> **Requirement**
Using the data beneath, show every line that includes the word "Chaldeans".

> **Supplied entries**

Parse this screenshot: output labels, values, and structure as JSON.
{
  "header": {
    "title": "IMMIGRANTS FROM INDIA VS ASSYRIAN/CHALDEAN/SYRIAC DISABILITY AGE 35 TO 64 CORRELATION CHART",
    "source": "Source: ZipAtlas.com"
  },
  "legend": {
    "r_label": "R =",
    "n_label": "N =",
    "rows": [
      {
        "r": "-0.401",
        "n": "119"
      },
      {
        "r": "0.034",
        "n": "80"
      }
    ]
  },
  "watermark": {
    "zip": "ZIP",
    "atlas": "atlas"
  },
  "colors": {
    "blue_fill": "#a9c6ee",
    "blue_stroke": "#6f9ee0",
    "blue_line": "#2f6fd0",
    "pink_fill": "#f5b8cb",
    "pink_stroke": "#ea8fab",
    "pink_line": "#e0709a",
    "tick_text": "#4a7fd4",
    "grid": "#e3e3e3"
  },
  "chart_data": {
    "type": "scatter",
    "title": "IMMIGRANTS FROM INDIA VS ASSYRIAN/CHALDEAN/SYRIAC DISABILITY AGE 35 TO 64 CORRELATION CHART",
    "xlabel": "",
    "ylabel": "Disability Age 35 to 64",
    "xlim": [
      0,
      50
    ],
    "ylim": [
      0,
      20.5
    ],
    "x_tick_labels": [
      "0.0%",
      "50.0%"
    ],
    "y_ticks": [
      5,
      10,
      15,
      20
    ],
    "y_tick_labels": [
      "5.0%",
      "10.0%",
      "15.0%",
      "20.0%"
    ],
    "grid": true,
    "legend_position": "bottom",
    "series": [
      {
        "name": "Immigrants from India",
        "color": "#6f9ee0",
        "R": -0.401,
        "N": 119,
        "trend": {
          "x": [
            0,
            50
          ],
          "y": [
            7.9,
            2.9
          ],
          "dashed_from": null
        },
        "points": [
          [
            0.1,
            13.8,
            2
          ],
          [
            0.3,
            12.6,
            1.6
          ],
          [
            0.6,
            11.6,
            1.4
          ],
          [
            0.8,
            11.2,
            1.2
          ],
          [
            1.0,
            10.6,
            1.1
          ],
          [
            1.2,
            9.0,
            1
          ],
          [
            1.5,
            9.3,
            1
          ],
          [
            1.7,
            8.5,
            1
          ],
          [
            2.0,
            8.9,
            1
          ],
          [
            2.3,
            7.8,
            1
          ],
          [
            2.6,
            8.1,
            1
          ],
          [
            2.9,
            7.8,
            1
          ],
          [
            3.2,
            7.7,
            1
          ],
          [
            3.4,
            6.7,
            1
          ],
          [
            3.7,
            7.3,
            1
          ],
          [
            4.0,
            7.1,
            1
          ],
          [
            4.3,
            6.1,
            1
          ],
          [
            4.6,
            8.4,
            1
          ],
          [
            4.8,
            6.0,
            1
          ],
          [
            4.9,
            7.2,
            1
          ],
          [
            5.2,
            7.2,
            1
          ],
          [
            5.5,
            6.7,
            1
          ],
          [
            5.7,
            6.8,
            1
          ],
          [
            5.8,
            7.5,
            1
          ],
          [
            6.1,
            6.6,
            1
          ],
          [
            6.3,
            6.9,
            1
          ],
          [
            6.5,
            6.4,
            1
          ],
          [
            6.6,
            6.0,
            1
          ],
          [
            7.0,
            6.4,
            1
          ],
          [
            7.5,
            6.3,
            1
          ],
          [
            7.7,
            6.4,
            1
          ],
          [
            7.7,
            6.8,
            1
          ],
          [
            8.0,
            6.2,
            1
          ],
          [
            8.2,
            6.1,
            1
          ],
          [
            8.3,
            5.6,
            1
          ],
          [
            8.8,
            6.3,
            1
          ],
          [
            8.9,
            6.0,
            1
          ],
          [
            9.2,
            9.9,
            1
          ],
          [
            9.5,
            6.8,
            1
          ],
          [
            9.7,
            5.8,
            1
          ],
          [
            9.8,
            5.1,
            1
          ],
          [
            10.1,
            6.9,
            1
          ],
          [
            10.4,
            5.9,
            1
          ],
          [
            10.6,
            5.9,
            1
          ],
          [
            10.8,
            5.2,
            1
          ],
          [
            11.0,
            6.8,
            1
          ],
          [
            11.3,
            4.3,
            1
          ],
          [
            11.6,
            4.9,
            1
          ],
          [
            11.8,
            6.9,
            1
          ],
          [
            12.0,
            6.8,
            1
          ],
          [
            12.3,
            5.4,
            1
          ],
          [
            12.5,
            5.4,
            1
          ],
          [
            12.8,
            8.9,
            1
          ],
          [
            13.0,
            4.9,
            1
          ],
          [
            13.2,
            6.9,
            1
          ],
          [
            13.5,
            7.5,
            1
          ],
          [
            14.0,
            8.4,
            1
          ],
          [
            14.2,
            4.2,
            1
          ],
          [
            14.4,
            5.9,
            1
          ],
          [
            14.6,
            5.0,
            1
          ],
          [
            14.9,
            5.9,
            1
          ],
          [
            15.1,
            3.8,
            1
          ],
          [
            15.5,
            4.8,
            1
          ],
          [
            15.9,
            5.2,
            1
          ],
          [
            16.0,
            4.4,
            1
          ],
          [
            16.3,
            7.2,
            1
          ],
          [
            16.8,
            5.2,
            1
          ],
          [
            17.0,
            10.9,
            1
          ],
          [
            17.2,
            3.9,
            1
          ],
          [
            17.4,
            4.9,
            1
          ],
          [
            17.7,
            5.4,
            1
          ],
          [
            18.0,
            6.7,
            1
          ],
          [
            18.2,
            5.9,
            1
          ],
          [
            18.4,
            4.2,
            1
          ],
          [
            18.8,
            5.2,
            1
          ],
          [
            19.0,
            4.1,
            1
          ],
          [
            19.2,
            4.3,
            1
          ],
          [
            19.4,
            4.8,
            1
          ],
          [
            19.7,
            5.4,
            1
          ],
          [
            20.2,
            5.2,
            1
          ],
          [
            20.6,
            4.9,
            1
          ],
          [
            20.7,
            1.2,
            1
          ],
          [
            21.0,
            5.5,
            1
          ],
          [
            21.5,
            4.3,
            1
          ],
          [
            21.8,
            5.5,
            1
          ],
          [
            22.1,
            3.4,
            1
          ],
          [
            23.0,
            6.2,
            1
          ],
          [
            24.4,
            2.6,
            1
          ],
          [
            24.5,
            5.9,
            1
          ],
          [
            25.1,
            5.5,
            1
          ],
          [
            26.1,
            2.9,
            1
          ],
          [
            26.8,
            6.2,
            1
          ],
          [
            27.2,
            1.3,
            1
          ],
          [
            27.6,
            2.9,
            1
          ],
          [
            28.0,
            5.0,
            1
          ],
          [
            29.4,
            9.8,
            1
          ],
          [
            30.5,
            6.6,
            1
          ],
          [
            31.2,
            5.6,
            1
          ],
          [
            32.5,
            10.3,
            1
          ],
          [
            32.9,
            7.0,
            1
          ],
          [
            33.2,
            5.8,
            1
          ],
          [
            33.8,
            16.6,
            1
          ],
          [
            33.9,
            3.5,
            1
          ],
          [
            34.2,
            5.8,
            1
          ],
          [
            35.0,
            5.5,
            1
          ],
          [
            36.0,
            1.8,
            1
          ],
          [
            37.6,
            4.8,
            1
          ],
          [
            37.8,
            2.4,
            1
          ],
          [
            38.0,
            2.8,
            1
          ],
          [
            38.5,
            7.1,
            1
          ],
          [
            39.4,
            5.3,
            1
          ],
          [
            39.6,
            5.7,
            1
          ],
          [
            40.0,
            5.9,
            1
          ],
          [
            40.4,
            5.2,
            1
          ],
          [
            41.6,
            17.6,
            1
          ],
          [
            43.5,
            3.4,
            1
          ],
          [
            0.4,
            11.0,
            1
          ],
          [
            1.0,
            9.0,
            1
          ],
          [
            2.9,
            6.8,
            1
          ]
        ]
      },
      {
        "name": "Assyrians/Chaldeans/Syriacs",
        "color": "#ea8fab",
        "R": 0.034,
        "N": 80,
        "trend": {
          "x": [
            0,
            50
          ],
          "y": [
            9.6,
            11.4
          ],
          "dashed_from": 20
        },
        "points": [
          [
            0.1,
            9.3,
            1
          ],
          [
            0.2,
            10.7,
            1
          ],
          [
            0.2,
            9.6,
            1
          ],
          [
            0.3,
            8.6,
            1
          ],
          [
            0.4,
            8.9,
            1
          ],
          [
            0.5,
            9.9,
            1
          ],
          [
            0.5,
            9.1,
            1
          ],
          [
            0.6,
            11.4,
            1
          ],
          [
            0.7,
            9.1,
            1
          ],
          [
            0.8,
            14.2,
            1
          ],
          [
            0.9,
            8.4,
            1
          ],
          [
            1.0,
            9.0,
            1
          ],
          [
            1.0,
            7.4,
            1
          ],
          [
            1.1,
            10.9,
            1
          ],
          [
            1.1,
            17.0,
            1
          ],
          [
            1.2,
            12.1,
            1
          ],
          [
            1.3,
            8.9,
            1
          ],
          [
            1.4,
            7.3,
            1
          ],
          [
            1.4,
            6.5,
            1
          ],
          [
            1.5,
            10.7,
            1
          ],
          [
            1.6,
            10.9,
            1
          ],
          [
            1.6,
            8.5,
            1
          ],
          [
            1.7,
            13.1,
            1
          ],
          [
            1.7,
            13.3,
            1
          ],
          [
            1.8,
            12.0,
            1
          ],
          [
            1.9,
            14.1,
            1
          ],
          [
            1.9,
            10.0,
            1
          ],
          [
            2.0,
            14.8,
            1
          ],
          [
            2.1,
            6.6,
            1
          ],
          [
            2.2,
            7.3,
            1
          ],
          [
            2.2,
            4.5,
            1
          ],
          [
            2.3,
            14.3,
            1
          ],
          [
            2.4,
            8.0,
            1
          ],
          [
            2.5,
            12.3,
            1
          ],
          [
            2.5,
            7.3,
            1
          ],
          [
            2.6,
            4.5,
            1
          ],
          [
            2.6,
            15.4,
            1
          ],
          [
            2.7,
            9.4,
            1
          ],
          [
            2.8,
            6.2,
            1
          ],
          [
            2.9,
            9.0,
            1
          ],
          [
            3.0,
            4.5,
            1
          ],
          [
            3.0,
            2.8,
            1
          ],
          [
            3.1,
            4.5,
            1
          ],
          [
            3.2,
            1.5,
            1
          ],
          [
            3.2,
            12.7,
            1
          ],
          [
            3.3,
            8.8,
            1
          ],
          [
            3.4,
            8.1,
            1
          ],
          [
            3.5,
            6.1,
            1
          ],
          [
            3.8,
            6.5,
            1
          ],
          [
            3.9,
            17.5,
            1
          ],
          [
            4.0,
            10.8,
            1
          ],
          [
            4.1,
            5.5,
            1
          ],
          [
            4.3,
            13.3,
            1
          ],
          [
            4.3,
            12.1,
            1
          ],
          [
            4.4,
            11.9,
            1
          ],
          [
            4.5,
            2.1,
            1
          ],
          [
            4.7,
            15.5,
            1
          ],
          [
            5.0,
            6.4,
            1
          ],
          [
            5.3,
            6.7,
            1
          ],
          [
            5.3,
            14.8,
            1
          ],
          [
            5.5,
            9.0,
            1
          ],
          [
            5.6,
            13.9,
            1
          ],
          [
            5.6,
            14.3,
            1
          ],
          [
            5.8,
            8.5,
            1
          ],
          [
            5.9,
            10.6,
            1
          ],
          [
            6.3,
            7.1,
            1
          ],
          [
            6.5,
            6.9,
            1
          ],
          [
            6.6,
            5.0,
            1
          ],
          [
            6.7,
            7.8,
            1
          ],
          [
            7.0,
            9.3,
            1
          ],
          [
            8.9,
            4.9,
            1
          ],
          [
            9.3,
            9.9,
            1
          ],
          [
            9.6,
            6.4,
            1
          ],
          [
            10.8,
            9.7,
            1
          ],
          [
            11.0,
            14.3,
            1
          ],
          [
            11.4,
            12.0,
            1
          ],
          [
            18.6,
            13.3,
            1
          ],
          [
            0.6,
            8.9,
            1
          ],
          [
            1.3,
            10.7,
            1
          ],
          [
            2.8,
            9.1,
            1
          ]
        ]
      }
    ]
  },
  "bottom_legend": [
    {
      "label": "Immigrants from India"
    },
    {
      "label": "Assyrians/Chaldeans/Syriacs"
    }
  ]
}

> **Result for this exercise**
        "name": "Assyrians/Chaldeans/Syriacs",
      "label": "Assyrians/Chaldeans/Syriacs"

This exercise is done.